• DO THIS:
Without the pictures, repeat the listing character for character.

(Figure collection entries)
** start **

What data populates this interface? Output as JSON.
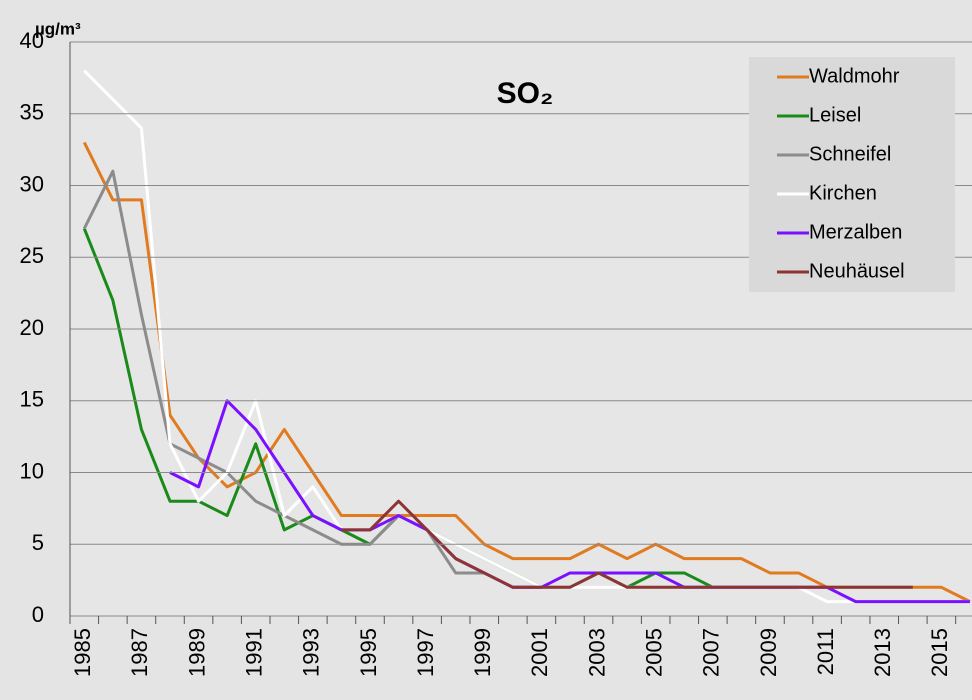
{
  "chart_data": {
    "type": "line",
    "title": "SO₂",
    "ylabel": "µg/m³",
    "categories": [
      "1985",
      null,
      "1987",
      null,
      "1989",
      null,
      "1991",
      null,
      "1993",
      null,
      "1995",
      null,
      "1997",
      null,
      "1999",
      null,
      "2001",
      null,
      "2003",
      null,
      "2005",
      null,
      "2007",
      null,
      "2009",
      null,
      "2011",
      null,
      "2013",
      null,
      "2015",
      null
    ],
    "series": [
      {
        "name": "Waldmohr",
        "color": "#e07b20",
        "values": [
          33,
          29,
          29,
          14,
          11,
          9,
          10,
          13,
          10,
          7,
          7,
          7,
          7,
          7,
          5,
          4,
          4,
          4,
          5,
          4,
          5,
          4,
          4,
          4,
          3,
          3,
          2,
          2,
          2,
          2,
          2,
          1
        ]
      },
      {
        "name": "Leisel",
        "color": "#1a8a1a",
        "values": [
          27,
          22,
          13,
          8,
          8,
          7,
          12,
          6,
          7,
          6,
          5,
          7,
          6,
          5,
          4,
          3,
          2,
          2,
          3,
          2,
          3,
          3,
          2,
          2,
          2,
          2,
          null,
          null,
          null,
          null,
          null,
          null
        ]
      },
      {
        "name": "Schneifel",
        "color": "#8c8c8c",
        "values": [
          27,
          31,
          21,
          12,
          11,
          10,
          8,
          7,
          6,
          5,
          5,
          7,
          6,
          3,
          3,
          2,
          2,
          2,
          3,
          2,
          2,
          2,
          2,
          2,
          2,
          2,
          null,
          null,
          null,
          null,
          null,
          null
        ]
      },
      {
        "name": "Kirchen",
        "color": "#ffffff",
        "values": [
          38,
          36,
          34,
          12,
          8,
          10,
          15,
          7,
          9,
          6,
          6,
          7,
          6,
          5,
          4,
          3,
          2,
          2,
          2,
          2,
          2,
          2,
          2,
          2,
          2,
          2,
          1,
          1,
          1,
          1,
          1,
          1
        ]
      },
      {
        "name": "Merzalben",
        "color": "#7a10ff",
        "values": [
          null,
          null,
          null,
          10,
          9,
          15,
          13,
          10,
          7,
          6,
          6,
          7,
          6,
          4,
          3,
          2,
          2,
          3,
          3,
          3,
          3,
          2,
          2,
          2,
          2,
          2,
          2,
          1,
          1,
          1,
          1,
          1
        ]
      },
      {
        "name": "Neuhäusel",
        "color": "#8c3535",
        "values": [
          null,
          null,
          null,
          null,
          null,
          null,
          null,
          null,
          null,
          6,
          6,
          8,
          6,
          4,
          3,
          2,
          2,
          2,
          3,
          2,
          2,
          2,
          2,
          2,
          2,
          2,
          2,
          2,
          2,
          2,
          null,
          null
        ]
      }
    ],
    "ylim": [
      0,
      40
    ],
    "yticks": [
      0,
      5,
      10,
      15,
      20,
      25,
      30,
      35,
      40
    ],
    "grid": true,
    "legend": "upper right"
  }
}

** end **

• TASK RESULT:
What data populates this interface? Output as JSON.
{
  "chart_data": {
    "type": "line",
    "title": "SO₂",
    "ylabel": "µg/m³",
    "categories": [
      "1985",
      null,
      "1987",
      null,
      "1989",
      null,
      "1991",
      null,
      "1993",
      null,
      "1995",
      null,
      "1997",
      null,
      "1999",
      null,
      "2001",
      null,
      "2003",
      null,
      "2005",
      null,
      "2007",
      null,
      "2009",
      null,
      "2011",
      null,
      "2013",
      null,
      "2015",
      null
    ],
    "series": [
      {
        "name": "Waldmohr",
        "color": "#e07b20",
        "values": [
          33,
          29,
          29,
          14,
          11,
          9,
          10,
          13,
          10,
          7,
          7,
          7,
          7,
          7,
          5,
          4,
          4,
          4,
          5,
          4,
          5,
          4,
          4,
          4,
          3,
          3,
          2,
          2,
          2,
          2,
          2,
          1
        ]
      },
      {
        "name": "Leisel",
        "color": "#1a8a1a",
        "values": [
          27,
          22,
          13,
          8,
          8,
          7,
          12,
          6,
          7,
          6,
          5,
          7,
          6,
          5,
          4,
          3,
          2,
          2,
          3,
          2,
          3,
          3,
          2,
          2,
          2,
          2,
          null,
          null,
          null,
          null,
          null,
          null
        ]
      },
      {
        "name": "Schneifel",
        "color": "#8c8c8c",
        "values": [
          27,
          31,
          21,
          12,
          11,
          10,
          8,
          7,
          6,
          5,
          5,
          7,
          6,
          3,
          3,
          2,
          2,
          2,
          3,
          2,
          2,
          2,
          2,
          2,
          2,
          2,
          null,
          null,
          null,
          null,
          null,
          null
        ]
      },
      {
        "name": "Kirchen",
        "color": "#ffffff",
        "values": [
          38,
          36,
          34,
          12,
          8,
          10,
          15,
          7,
          9,
          6,
          6,
          7,
          6,
          5,
          4,
          3,
          2,
          2,
          2,
          2,
          2,
          2,
          2,
          2,
          2,
          2,
          1,
          1,
          1,
          1,
          1,
          1
        ]
      },
      {
        "name": "Merzalben",
        "color": "#7a10ff",
        "values": [
          null,
          null,
          null,
          10,
          9,
          15,
          13,
          10,
          7,
          6,
          6,
          7,
          6,
          4,
          3,
          2,
          2,
          3,
          3,
          3,
          3,
          2,
          2,
          2,
          2,
          2,
          2,
          1,
          1,
          1,
          1,
          1
        ]
      },
      {
        "name": "Neuhäusel",
        "color": "#8c3535",
        "values": [
          null,
          null,
          null,
          null,
          null,
          null,
          null,
          null,
          null,
          6,
          6,
          8,
          6,
          4,
          3,
          2,
          2,
          2,
          3,
          2,
          2,
          2,
          2,
          2,
          2,
          2,
          2,
          2,
          2,
          2,
          null,
          null
        ]
      }
    ],
    "ylim": [
      0,
      40
    ],
    "yticks": [
      0,
      5,
      10,
      15,
      20,
      25,
      30,
      35,
      40
    ],
    "grid": true,
    "legend": "upper right"
  }
}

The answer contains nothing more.